* [TASK OBJECTIVE]
Say how many lines of the material below contain the word "current", with no other words.
[start of INPUT]
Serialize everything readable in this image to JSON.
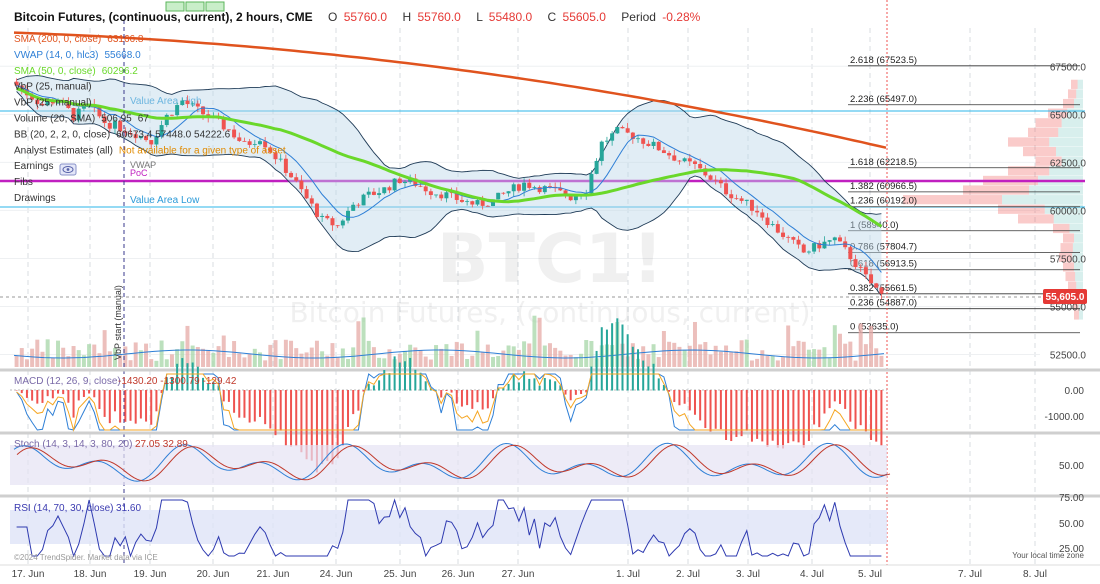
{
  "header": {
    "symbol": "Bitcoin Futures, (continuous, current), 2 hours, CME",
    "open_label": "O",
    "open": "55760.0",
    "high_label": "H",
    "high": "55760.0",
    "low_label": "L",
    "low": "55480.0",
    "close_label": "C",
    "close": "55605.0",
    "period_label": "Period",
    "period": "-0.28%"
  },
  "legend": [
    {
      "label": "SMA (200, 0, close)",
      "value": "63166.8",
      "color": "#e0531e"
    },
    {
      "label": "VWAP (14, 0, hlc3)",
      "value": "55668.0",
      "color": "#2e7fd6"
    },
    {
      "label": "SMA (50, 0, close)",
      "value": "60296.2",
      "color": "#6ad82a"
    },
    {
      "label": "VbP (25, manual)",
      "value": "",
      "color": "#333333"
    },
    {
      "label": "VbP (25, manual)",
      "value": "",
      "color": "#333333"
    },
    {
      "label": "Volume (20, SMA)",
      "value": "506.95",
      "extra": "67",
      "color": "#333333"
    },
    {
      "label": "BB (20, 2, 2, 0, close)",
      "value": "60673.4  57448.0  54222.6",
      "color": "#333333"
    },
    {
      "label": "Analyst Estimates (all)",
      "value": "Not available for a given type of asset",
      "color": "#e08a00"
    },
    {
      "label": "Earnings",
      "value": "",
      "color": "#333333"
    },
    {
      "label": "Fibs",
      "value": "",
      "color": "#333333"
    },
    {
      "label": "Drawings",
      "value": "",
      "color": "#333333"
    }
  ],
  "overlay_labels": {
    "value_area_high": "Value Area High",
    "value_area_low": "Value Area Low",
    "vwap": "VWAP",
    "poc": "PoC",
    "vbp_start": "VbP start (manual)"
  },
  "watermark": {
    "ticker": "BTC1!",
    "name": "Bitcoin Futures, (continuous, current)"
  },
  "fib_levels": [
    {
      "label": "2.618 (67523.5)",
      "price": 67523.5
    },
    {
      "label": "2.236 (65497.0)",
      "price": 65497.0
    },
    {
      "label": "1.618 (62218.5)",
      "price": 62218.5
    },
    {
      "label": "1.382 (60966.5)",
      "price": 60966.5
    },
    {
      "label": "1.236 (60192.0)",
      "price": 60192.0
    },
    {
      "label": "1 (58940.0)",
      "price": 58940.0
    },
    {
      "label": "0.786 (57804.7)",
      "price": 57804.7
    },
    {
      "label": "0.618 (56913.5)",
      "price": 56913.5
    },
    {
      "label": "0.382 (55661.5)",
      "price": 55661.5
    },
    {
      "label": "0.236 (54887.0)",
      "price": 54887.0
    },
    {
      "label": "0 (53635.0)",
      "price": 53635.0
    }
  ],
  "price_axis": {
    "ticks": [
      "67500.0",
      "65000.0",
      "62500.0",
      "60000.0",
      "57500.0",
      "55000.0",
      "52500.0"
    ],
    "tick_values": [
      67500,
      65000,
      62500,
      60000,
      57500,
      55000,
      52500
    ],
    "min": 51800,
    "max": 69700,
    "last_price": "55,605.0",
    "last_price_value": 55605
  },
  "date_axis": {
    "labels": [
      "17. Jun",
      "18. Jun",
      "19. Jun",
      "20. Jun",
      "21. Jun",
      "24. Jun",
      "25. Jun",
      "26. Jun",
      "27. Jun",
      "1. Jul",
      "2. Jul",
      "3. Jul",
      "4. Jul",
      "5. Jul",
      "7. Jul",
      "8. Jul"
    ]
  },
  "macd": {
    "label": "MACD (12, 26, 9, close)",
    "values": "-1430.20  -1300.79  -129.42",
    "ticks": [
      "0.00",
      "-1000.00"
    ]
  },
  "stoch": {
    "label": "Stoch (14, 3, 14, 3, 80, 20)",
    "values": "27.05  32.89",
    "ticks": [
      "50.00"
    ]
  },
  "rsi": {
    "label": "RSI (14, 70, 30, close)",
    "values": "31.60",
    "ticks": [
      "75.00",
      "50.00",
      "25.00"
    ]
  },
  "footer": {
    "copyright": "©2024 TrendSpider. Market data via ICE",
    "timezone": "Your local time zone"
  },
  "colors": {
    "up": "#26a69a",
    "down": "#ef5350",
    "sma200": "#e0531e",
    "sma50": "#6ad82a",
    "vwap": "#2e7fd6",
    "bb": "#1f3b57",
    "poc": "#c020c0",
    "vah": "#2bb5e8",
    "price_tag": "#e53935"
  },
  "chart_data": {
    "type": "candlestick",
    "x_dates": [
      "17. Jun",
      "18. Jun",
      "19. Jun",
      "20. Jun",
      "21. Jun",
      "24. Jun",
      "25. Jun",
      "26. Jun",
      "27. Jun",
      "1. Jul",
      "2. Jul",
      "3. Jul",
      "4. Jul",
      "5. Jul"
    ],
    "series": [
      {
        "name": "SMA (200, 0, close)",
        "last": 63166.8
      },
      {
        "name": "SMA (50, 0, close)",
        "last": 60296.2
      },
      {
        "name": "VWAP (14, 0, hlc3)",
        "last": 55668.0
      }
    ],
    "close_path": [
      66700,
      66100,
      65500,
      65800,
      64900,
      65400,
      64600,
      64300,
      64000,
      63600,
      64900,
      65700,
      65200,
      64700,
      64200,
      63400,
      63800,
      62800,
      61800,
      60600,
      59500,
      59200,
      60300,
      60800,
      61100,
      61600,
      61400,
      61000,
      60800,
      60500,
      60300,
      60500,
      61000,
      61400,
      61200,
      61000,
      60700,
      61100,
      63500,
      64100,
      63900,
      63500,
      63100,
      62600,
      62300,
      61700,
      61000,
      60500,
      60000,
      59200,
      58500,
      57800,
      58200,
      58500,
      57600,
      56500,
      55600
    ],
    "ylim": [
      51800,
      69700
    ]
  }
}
[end of INPUT]
* [OUTPUT OF THE TASK]
2